MATERIAL FOR THIS EXERCISE
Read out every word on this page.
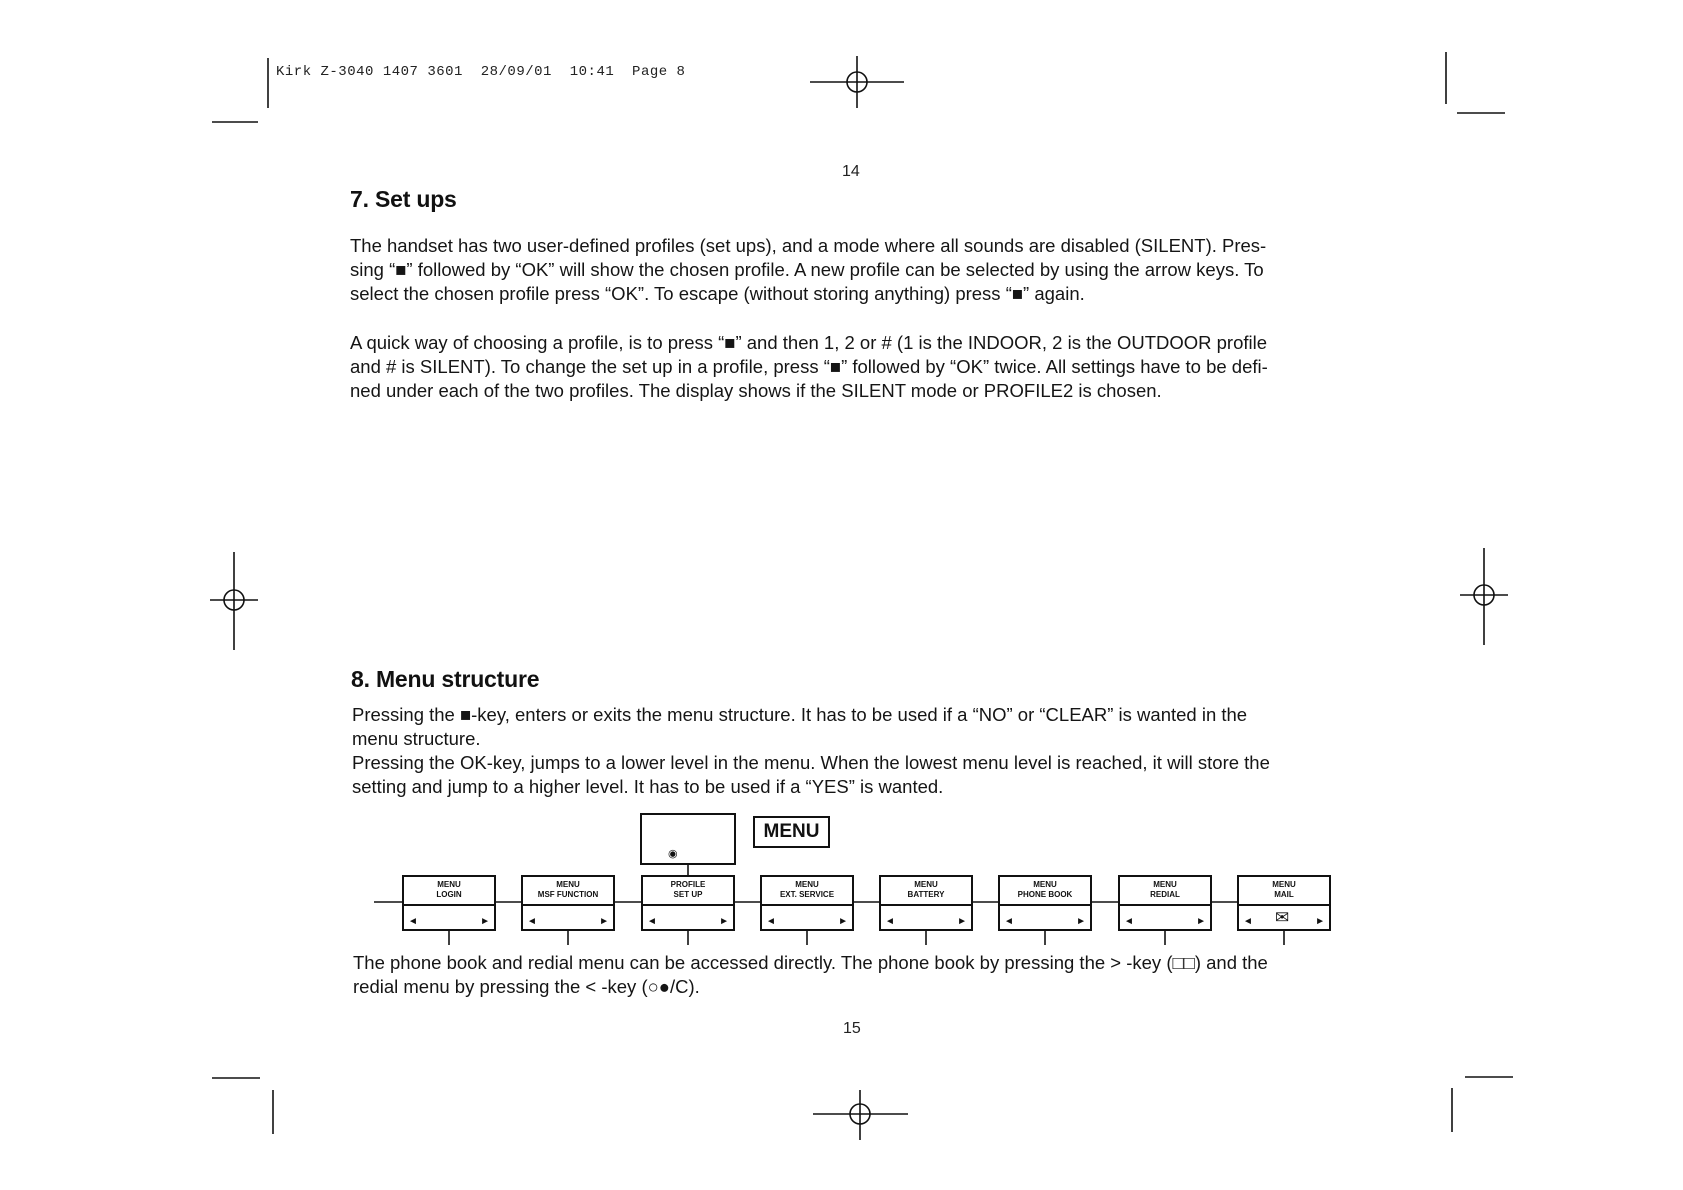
Kirk Z-3040 1407 3601  28/09/01  10:41  Page 8
14
7. Set ups

The handset has two user-defined profiles (set ups), and a mode where all sounds are disabled (SILENT). Pres-

sing “■” followed by “OK” will show the chosen profile. A new profile can be selected by using the arrow keys. To

select the chosen profile press “OK”. To escape (without storing anything) press “■” again.

A quick way of choosing a profile, is to press “■” and then 1, 2 or # (1 is the INDOOR, 2 is the OUTDOOR profile

and # is SILENT). To change the set up in a profile, press “■” followed by “OK” twice. All settings have to be defi-

ned under each of the two profiles. The display shows if the SILENT mode or PROFILE2 is chosen.

8. Menu structure

Pressing the ■-key, enters or exits the menu structure. It has to be used if a “NO” or “CLEAR” is wanted in the

menu structure.

Pressing the OK-key, jumps to a lower level in the menu. When the lowest menu level is reached, it will store the

setting and jump to a higher level. It has to be used if a “YES” is wanted.

◉
MENU
MENU
LOGIN
◄	►
MENU
MSF FUNCTION
◄	►
PROFILE
SET UP
◄	►
MENU
EXT. SERVICE
◄	►
MENU
BATTERY
◄	►
MENU
PHONE BOOK
◄	►
MENU
REDIAL
◄	►
MENU
MAIL
◄ ✉	►

The phone book and redial menu can be accessed directly. The phone book by pressing the > -key (□□) and the

redial menu by pressing the < -key (○●/C).

15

PROMPT
The entries above should be reproduced exactly, without their pictures.

THE REPLY
Read out every word on this page.
Kirk Z-3040 1407 3601  28/09/01  10:41  Page 8
14
7. Set ups

The handset has two user-defined profiles (set ups), and a mode where all sounds are disabled (SILENT). Pres-

sing “■” followed by “OK” will show the chosen profile. A new profile can be selected by using the arrow keys. To

select the chosen profile press “OK”. To escape (without storing anything) press “■” again.

A quick way of choosing a profile, is to press “■” and then 1, 2 or # (1 is the INDOOR, 2 is the OUTDOOR profile

and # is SILENT). To change the set up in a profile, press “■” followed by “OK” twice. All settings have to be defi-

ned under each of the two profiles. The display shows if the SILENT mode or PROFILE2 is chosen.

8. Menu structure

Pressing the ■-key, enters or exits the menu structure. It has to be used if a “NO” or “CLEAR” is wanted in the

menu structure.

Pressing the OK-key, jumps to a lower level in the menu. When the lowest menu level is reached, it will store the

setting and jump to a higher level. It has to be used if a “YES” is wanted.

◉
MENU
MENU
LOGIN
◄	►
MENU
MSF FUNCTION
◄	►
PROFILE
SET UP
◄	►
MENU
EXT. SERVICE
◄	►
MENU
BATTERY
◄	►
MENU
PHONE BOOK
◄	►
MENU
REDIAL
◄	►
MENU
MAIL
◄ ✉	►

The phone book and redial menu can be accessed directly. The phone book by pressing the > -key (□□) and the

redial menu by pressing the < -key (○●/C).

15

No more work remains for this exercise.